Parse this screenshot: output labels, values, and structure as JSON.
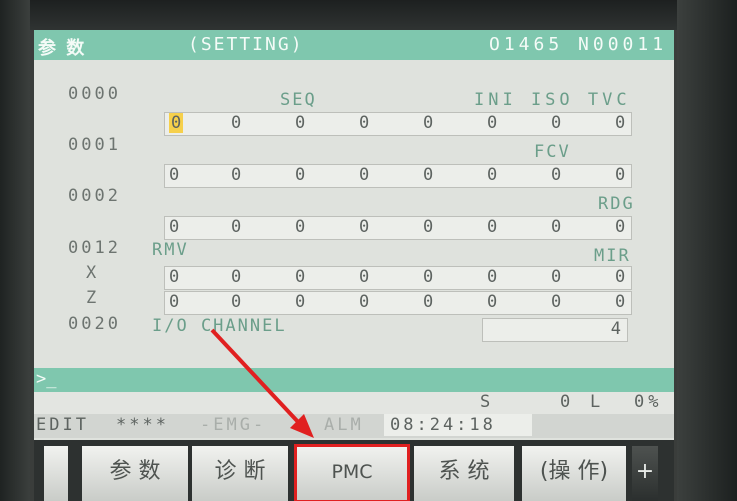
{
  "header": {
    "screen_name": "参 数",
    "mode": "(SETTING)",
    "program": "O1465 N00011"
  },
  "params": [
    {
      "no": "0000",
      "labels": [
        "SEQ",
        "INI ISO TVC"
      ],
      "rows": [
        [
          "0",
          "0",
          "0",
          "0",
          "0",
          "0",
          "0",
          "0"
        ]
      ]
    },
    {
      "no": "0001",
      "labels": [
        "FCV"
      ],
      "rows": [
        [
          "0",
          "0",
          "0",
          "0",
          "0",
          "0",
          "0",
          "0"
        ]
      ]
    },
    {
      "no": "0002",
      "labels": [
        "RDG"
      ],
      "rows": [
        [
          "0",
          "0",
          "0",
          "0",
          "0",
          "0",
          "0",
          "0"
        ]
      ]
    },
    {
      "no": "0012",
      "labels": [
        "RMV",
        "MIR"
      ],
      "axes": [
        "X",
        "Z"
      ],
      "rows": [
        [
          "0",
          "0",
          "0",
          "0",
          "0",
          "0",
          "0",
          "0"
        ],
        [
          "0",
          "0",
          "0",
          "0",
          "0",
          "0",
          "0",
          "0"
        ]
      ]
    },
    {
      "no": "0020",
      "labels": [
        "I/O CHANNEL"
      ],
      "value": "4"
    }
  ],
  "input_prompt": ">_",
  "status": {
    "line1": [
      "S",
      "0",
      "L",
      "0%"
    ],
    "mode": "EDIT",
    "stars": "****",
    "alarm": "-EMG-",
    "alm": "ALM",
    "time": "08:24:18"
  },
  "softkeys": [
    {
      "label": "参 数"
    },
    {
      "label": "诊 断"
    },
    {
      "label": "PMC"
    },
    {
      "label": "系 统"
    },
    {
      "label": "(操 作)"
    },
    {
      "label": "+"
    }
  ],
  "colors": {
    "accent": "#7fc7ae",
    "highlight": "#e02020",
    "cursor": "#f6d04b"
  }
}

※

**EXERCISE TASK:** The pictures should not appear in the copy; every other part of the records above must be returned exactly.

**REPLY TO THE TASK:**
Parse this screenshot: output labels, values, and structure as JSON.
{
  "header": {
    "screen_name": "参 数",
    "mode": "(SETTING)",
    "program": "O1465 N00011"
  },
  "params": [
    {
      "no": "0000",
      "labels": [
        "SEQ",
        "INI ISO TVC"
      ],
      "rows": [
        [
          "0",
          "0",
          "0",
          "0",
          "0",
          "0",
          "0",
          "0"
        ]
      ]
    },
    {
      "no": "0001",
      "labels": [
        "FCV"
      ],
      "rows": [
        [
          "0",
          "0",
          "0",
          "0",
          "0",
          "0",
          "0",
          "0"
        ]
      ]
    },
    {
      "no": "0002",
      "labels": [
        "RDG"
      ],
      "rows": [
        [
          "0",
          "0",
          "0",
          "0",
          "0",
          "0",
          "0",
          "0"
        ]
      ]
    },
    {
      "no": "0012",
      "labels": [
        "RMV",
        "MIR"
      ],
      "axes": [
        "X",
        "Z"
      ],
      "rows": [
        [
          "0",
          "0",
          "0",
          "0",
          "0",
          "0",
          "0",
          "0"
        ],
        [
          "0",
          "0",
          "0",
          "0",
          "0",
          "0",
          "0",
          "0"
        ]
      ]
    },
    {
      "no": "0020",
      "labels": [
        "I/O CHANNEL"
      ],
      "value": "4"
    }
  ],
  "input_prompt": ">_",
  "status": {
    "line1": [
      "S",
      "0",
      "L",
      "0%"
    ],
    "mode": "EDIT",
    "stars": "****",
    "alarm": "-EMG-",
    "alm": "ALM",
    "time": "08:24:18"
  },
  "softkeys": [
    {
      "label": "参 数"
    },
    {
      "label": "诊 断"
    },
    {
      "label": "PMC"
    },
    {
      "label": "系 统"
    },
    {
      "label": "(操 作)"
    },
    {
      "label": "+"
    }
  ],
  "colors": {
    "accent": "#7fc7ae",
    "highlight": "#e02020",
    "cursor": "#f6d04b"
  }
}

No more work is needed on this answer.